▶ [Task brief]: Convert every line of the records below into a JSON list of strings, one string per line, skipping blank lines and leaving out the picture lines.
-- start of Records supplied --
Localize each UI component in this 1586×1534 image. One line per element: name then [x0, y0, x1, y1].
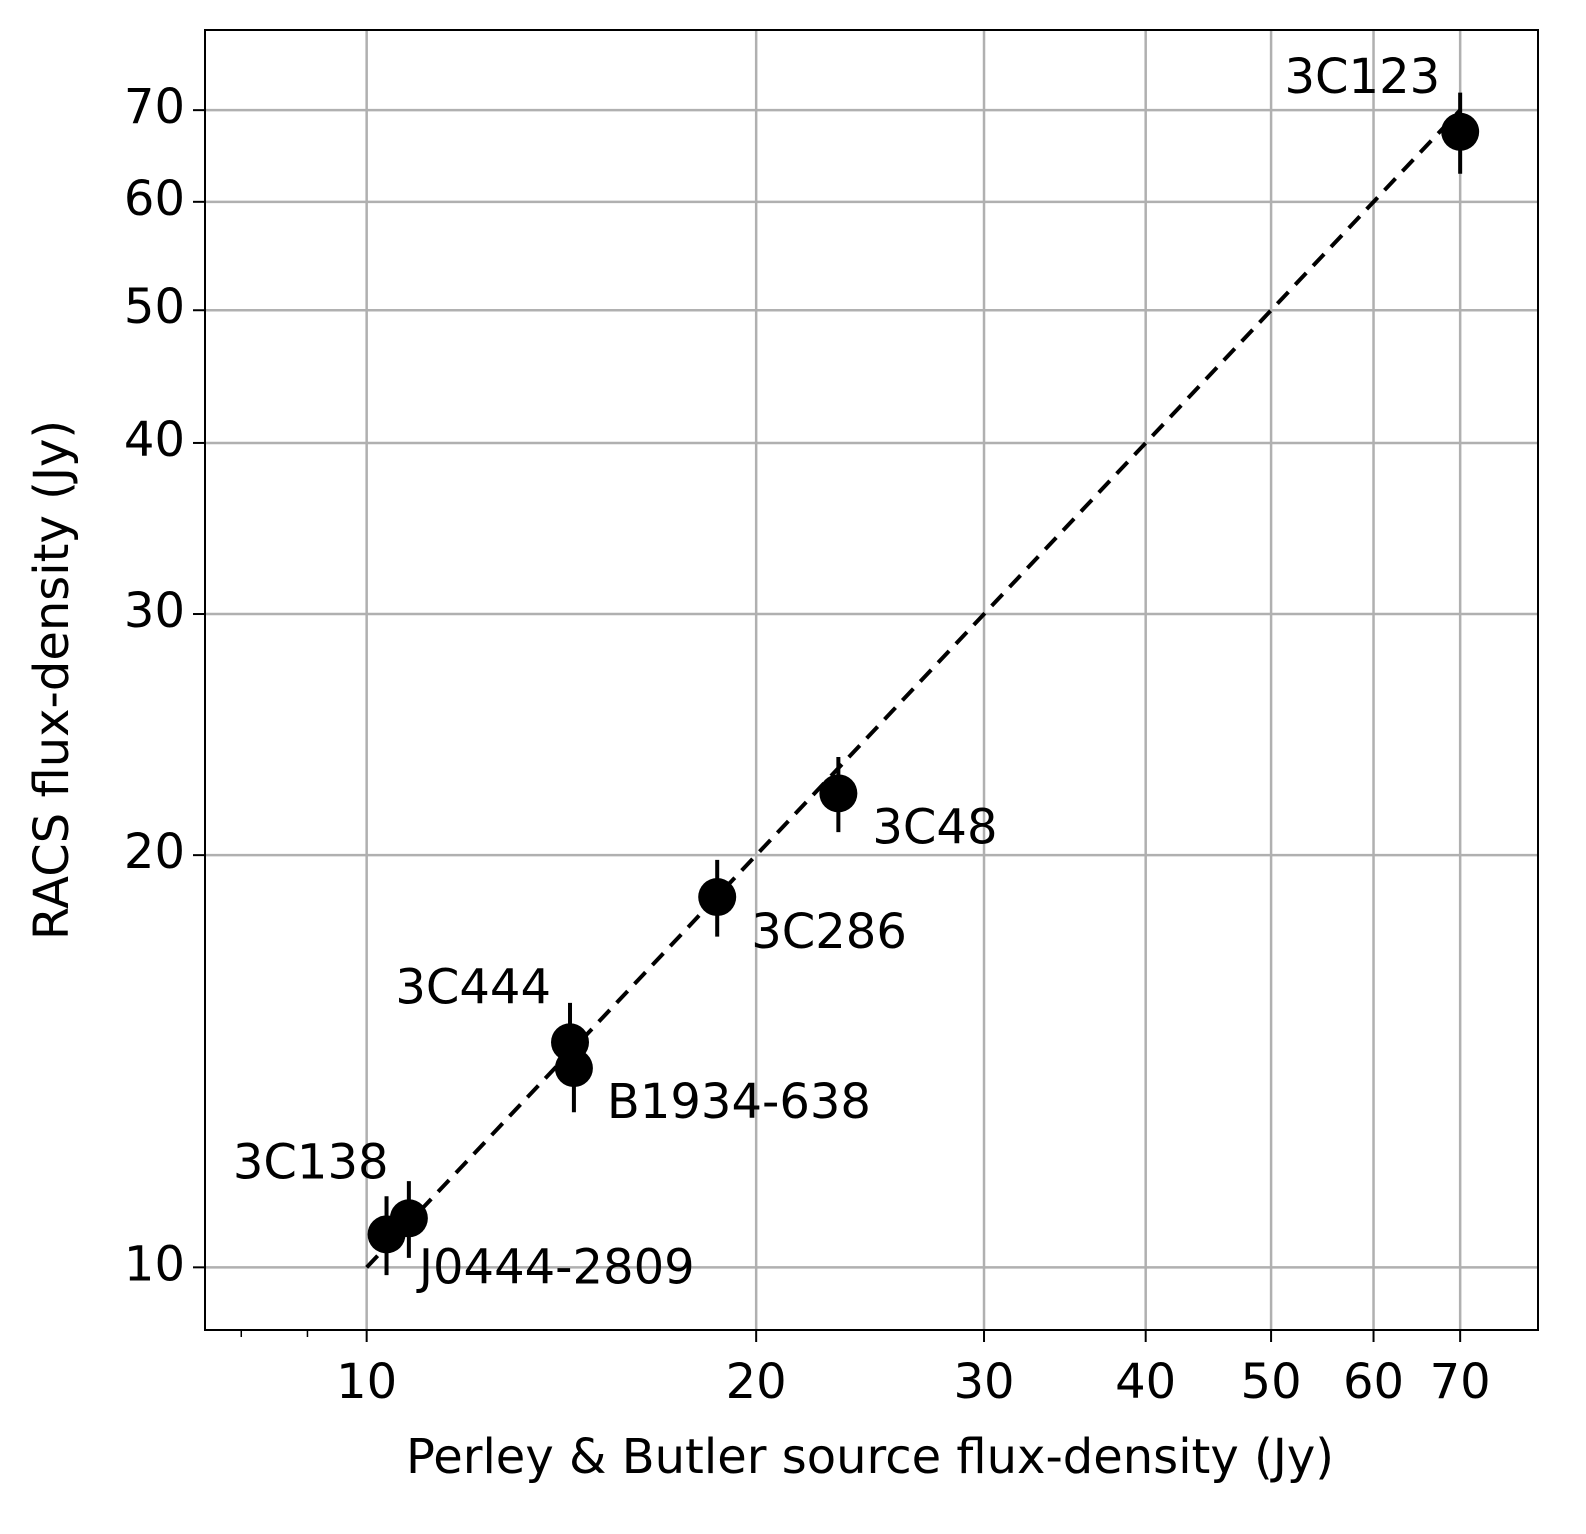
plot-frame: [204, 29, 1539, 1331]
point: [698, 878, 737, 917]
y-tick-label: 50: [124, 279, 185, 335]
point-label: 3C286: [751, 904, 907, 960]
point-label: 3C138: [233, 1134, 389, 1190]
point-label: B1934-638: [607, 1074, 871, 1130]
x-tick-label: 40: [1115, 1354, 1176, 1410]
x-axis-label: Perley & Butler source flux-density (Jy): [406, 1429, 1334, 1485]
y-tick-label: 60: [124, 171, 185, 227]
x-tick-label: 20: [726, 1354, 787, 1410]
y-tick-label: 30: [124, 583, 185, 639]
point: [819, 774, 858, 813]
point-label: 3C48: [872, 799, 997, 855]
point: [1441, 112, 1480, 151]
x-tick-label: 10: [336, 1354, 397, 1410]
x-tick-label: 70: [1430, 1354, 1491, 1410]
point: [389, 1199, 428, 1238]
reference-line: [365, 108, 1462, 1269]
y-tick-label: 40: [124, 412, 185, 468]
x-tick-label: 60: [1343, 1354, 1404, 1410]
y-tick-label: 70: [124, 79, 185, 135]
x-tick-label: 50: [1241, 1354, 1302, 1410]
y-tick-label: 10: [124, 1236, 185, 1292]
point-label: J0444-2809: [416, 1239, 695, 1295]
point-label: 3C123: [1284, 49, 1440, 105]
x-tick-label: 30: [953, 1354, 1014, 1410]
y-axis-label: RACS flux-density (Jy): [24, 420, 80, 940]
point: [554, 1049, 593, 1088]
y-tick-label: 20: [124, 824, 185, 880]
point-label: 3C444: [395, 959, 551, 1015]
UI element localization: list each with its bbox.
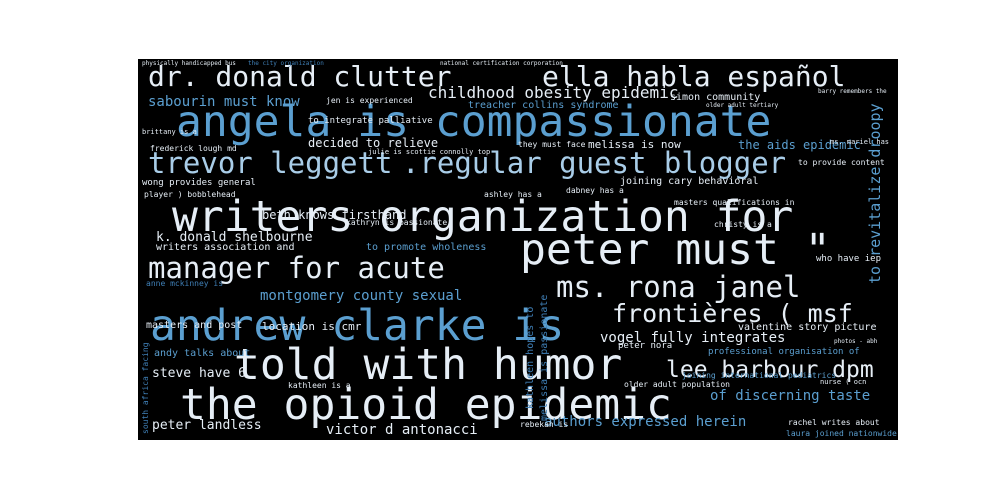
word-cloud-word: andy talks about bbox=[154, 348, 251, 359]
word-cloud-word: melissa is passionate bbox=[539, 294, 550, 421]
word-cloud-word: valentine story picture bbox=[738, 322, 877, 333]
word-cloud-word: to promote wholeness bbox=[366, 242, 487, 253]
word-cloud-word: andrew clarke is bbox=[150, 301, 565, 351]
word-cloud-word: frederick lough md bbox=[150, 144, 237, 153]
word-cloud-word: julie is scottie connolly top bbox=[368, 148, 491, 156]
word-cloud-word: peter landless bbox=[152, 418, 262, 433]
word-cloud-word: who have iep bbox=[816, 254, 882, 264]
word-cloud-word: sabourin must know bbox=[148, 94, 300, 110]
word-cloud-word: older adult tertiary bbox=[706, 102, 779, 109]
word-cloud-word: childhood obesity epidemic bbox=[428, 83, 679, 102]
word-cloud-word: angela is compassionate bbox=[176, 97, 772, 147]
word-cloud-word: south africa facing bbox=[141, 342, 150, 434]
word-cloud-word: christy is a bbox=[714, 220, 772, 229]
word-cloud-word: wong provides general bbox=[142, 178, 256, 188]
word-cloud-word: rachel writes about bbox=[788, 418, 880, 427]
-- end of Records supplied --
▶ [Full solution]:
[
  "Localize each UI component in this 1586×1534 image. One line per element: name then [x0, y0, x1, y1].",
  "plot-frame: [204, 29, 1539, 1331]",
  "point: [698, 878, 737, 917]",
  "y-tick-label: 50: [124, 279, 185, 335]",
  "point-label: 3C286: [751, 904, 907, 960]",
  "point-label: 3C138: [233, 1134, 389, 1190]",
  "point-label: B1934-638: [607, 1074, 871, 1130]",
  "x-tick-label: 40: [1115, 1354, 1176, 1410]",
  "x-axis-label: Perley & Butler source flux-density (Jy): [406, 1429, 1334, 1485]",
  "y-tick-label: 60: [124, 171, 185, 227]",
  "x-tick-label: 20: [726, 1354, 787, 1410]",
  "y-tick-label: 30: [124, 583, 185, 639]",
  "point: [819, 774, 858, 813]",
  "point-label: 3C48: [872, 799, 997, 855]",
  "point: [1441, 112, 1480, 151]",
  "x-tick-label: 10: [336, 1354, 397, 1410]",
  "x-tick-label: 70: [1430, 1354, 1491, 1410]",
  "point: [389, 1199, 428, 1238]",
  "reference-line: [365, 108, 1462, 1269]",
  "y-tick-label: 40: [124, 412, 185, 468]",
  "x-tick-label: 60: [1343, 1354, 1404, 1410]",
  "y-tick-label: 70: [124, 79, 185, 135]",
  "x-tick-label: 50: [1241, 1354, 1302, 1410]",
  "y-tick-label: 10: [124, 1236, 185, 1292]",
  "point-label: J0444-2809: [416, 1239, 695, 1295]",
  "point-label: 3C123: [1284, 49, 1440, 105]",
  "x-tick-label: 30: [953, 1354, 1014, 1410]",
  "y-axis-label: RACS flux-density (Jy): [24, 420, 80, 940]",
  "point: [554, 1049, 593, 1088]",
  "y-tick-label: 20: [124, 824, 185, 880]",
  "point-label: 3C444: [395, 959, 551, 1015]",
  "UI element localization: list each with its bbox.",
  "word-cloud-word: andy talks about bbox=[154, 348, 251, 359]",
  "word-cloud-word: melissa is passionate bbox=[539, 294, 550, 421]",
  "word-cloud-word: valentine story picture bbox=[738, 322, 877, 333]",
  "word-cloud-word: to promote wholeness bbox=[366, 242, 487, 253]",
  "word-cloud-word: andrew clarke is bbox=[150, 301, 565, 351]",
  "word-cloud-word: frederick lough md bbox=[150, 144, 237, 153]",
  "word-cloud-word: julie is scottie connolly top bbox=[368, 148, 491, 156]",
  "word-cloud-word: peter landless bbox=[152, 418, 262, 433]",
  "word-cloud-word: who have iep bbox=[816, 254, 882, 264]",
  "word-cloud-word: sabourin must know bbox=[148, 94, 300, 110]",
  "word-cloud-word: older adult tertiary bbox=[706, 102, 779, 109]",
  "word-cloud-word: childhood obesity epidemic bbox=[428, 83, 679, 102]",
  "word-cloud-word: angela is compassionate bbox=[176, 97, 772, 147]",
  "word-cloud-word: south africa facing bbox=[141, 342, 150, 434]",
  "word-cloud-word: christy is a bbox=[714, 220, 772, 229]",
  "word-cloud-word: wong provides general bbox=[142, 178, 256, 188]",
  "word-cloud-word: rachel writes about bbox=[788, 418, 880, 427]"
]